Report each line of the data that includes the word "ylabel".

[Start of EXCERPTED DATA]

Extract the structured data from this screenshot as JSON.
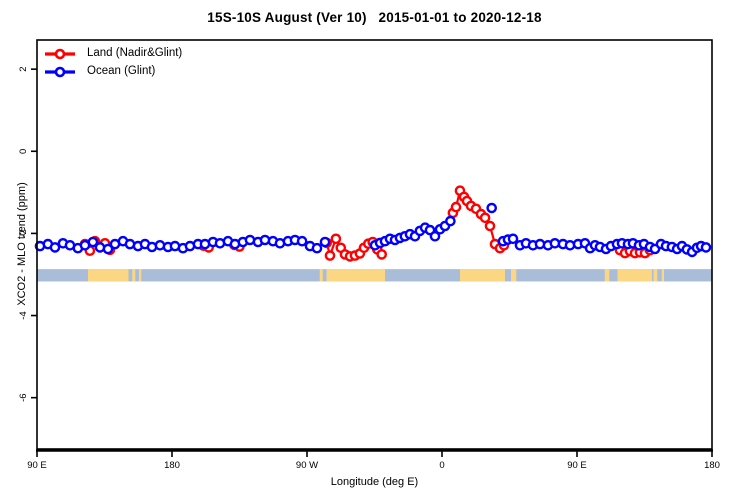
{
  "title": "15S-10S August (Ver 10)   2015-01-01 to 2020-12-18",
  "axes": {
    "xlabel": "Longitude (deg E)",
    "ylabel": "XCO2 - MLO trend (ppm)"
  },
  "legend": {
    "position": "top-left",
    "items": [
      {
        "label": "Land (Nadir&Glint)",
        "color": "#ff0000"
      },
      {
        "label": "Ocean (Glint)",
        "color": "#0000ff"
      }
    ]
  },
  "chart_data": {
    "type": "line",
    "title": "15S-10S August (Ver 10)   2015-01-01 to 2020-12-18",
    "xlabel": "Longitude (deg E)",
    "ylabel": "XCO2 - MLO trend (ppm)",
    "xlim": [
      90,
      540
    ],
    "ylim": [
      -7.25,
      2.71
    ],
    "grid": false,
    "marker": "open-circle",
    "x_ticks": [
      {
        "v": 90,
        "label": "90 E"
      },
      {
        "v": 180,
        "label": "180"
      },
      {
        "v": 270,
        "label": "90 W"
      },
      {
        "v": 360,
        "label": "0"
      },
      {
        "v": 450,
        "label": "90 E"
      },
      {
        "v": 540,
        "label": "180"
      }
    ],
    "y_ticks": [
      {
        "v": 2,
        "label": "2"
      },
      {
        "v": 0,
        "label": "0"
      },
      {
        "v": -2,
        "label": "-2"
      },
      {
        "v": -4,
        "label": "-4"
      },
      {
        "v": -6,
        "label": "-6"
      }
    ],
    "map_strip": {
      "description": "latitude-band map 15S-10S drawn as horizontal ribbon",
      "value_top": -2.87,
      "value_bottom": -3.17,
      "ocean_color": "#a9bcd8",
      "land_color": "#fbd784",
      "land_patches_deg": [
        [
          124,
          151
        ],
        [
          153.5,
          155.5
        ],
        [
          158,
          159.5
        ],
        [
          278.5,
          280.5
        ],
        [
          283,
          322
        ],
        [
          372,
          402
        ],
        [
          406,
          409.5
        ],
        [
          468.5,
          471.5
        ],
        [
          477,
          500
        ],
        [
          501,
          503.5
        ],
        [
          506.5,
          508
        ]
      ]
    },
    "series": [
      {
        "name": "Land (Nadir&Glint)",
        "color": "#ff0000",
        "segments": [
          [
            [
              122,
              -2.26
            ],
            [
              125.3,
              -2.42
            ],
            [
              128.7,
              -2.19
            ],
            [
              132,
              -2.33
            ],
            [
              135.3,
              -2.24
            ],
            [
              138.7,
              -2.4
            ]
          ],
          [
            [
              201,
              -2.3
            ],
            [
              204.5,
              -2.34
            ]
          ],
          [
            [
              221.5,
              -2.28
            ],
            [
              225,
              -2.32
            ]
          ],
          [
            [
              283.1,
              -2.23
            ],
            [
              285.3,
              -2.54
            ],
            [
              289.3,
              -2.13
            ],
            [
              292.5,
              -2.35
            ],
            [
              295.3,
              -2.51
            ],
            [
              298.7,
              -2.56
            ],
            [
              302,
              -2.54
            ],
            [
              305.3,
              -2.49
            ],
            [
              308,
              -2.35
            ],
            [
              310.9,
              -2.25
            ],
            [
              313.8,
              -2.21
            ],
            [
              316.9,
              -2.39
            ],
            [
              319.8,
              -2.51
            ]
          ],
          [
            [
              367.3,
              -1.5
            ],
            [
              369.3,
              -1.36
            ],
            [
              372,
              -0.96
            ],
            [
              374.7,
              -1.11
            ],
            [
              376.7,
              -1.21
            ],
            [
              379.3,
              -1.33
            ],
            [
              382.7,
              -1.4
            ],
            [
              386,
              -1.53
            ],
            [
              388.7,
              -1.62
            ],
            [
              392,
              -1.82
            ],
            [
              395.3,
              -2.26
            ],
            [
              398.7,
              -2.36
            ],
            [
              401.3,
              -2.29
            ]
          ],
          [
            [
              478.7,
              -2.41
            ],
            [
              482,
              -2.48
            ],
            [
              485.3,
              -2.43
            ],
            [
              488.7,
              -2.48
            ],
            [
              492,
              -2.46
            ],
            [
              495.3,
              -2.48
            ],
            [
              498.7,
              -2.41
            ]
          ]
        ]
      },
      {
        "name": "Ocean (Glint)",
        "color": "#0000ff",
        "segments": [
          [
            [
              92,
              -2.31
            ],
            [
              97.3,
              -2.26
            ],
            [
              102,
              -2.34
            ],
            [
              107.3,
              -2.24
            ],
            [
              112,
              -2.29
            ],
            [
              117.3,
              -2.36
            ],
            [
              122,
              -2.29
            ],
            [
              127.3,
              -2.21
            ],
            [
              132,
              -2.34
            ],
            [
              137.3,
              -2.38
            ],
            [
              142,
              -2.26
            ],
            [
              147.3,
              -2.19
            ],
            [
              152,
              -2.26
            ],
            [
              157.3,
              -2.31
            ],
            [
              162,
              -2.26
            ],
            [
              166.7,
              -2.33
            ],
            [
              172,
              -2.29
            ],
            [
              177.3,
              -2.33
            ],
            [
              182,
              -2.31
            ],
            [
              187.3,
              -2.36
            ],
            [
              192,
              -2.31
            ],
            [
              197.3,
              -2.26
            ],
            [
              202,
              -2.26
            ],
            [
              207.3,
              -2.21
            ],
            [
              212,
              -2.24
            ],
            [
              217.3,
              -2.19
            ],
            [
              222,
              -2.26
            ],
            [
              227.3,
              -2.21
            ],
            [
              232,
              -2.16
            ],
            [
              237.3,
              -2.21
            ],
            [
              242,
              -2.16
            ],
            [
              247.3,
              -2.19
            ],
            [
              252,
              -2.24
            ],
            [
              257.3,
              -2.19
            ],
            [
              262,
              -2.16
            ],
            [
              266.7,
              -2.19
            ],
            [
              272,
              -2.31
            ],
            [
              276.7,
              -2.36
            ],
            [
              282,
              -2.21
            ]
          ],
          [
            [
              315.3,
              -2.29
            ],
            [
              318.7,
              -2.23
            ],
            [
              322,
              -2.19
            ],
            [
              325.3,
              -2.13
            ],
            [
              328.7,
              -2.16
            ],
            [
              332,
              -2.11
            ],
            [
              335.3,
              -2.07
            ],
            [
              338.7,
              -2.02
            ],
            [
              342,
              -2.07
            ],
            [
              345.3,
              -1.94
            ],
            [
              348.7,
              -1.86
            ],
            [
              352,
              -1.92
            ],
            [
              355.3,
              -2.07
            ],
            [
              358.7,
              -1.9
            ],
            [
              362,
              -1.82
            ],
            [
              365.6,
              -1.7
            ]
          ],
          [
            [
              393.1,
              -1.38
            ]
          ],
          [
            [
              400.7,
              -2.19
            ],
            [
              404,
              -2.15
            ],
            [
              407.3,
              -2.13
            ],
            [
              412,
              -2.29
            ],
            [
              416,
              -2.24
            ],
            [
              420.7,
              -2.29
            ],
            [
              425.3,
              -2.26
            ],
            [
              430.7,
              -2.29
            ],
            [
              435.3,
              -2.24
            ],
            [
              440.7,
              -2.26
            ],
            [
              445.3,
              -2.29
            ],
            [
              450.7,
              -2.26
            ],
            [
              455.3,
              -2.24
            ],
            [
              458.7,
              -2.36
            ],
            [
              462,
              -2.29
            ],
            [
              465.3,
              -2.33
            ],
            [
              469.3,
              -2.38
            ],
            [
              472.7,
              -2.31
            ],
            [
              476.7,
              -2.26
            ],
            [
              480,
              -2.24
            ],
            [
              484,
              -2.26
            ],
            [
              487.3,
              -2.24
            ],
            [
              491.3,
              -2.29
            ],
            [
              494.7,
              -2.26
            ],
            [
              498.7,
              -2.33
            ],
            [
              502,
              -2.38
            ],
            [
              506,
              -2.26
            ],
            [
              509.3,
              -2.31
            ],
            [
              513.3,
              -2.33
            ],
            [
              516.7,
              -2.38
            ],
            [
              520,
              -2.31
            ],
            [
              523.3,
              -2.39
            ],
            [
              526.7,
              -2.45
            ],
            [
              530,
              -2.35
            ],
            [
              532.7,
              -2.31
            ],
            [
              536,
              -2.34
            ]
          ]
        ]
      }
    ]
  }
}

[End of EXCERPTED DATA]

→ **EXERCISE RESPONSE**:
    "ylabel": "XCO2 - MLO trend (ppm)"
    "ylabel": "XCO2 - MLO trend (ppm)",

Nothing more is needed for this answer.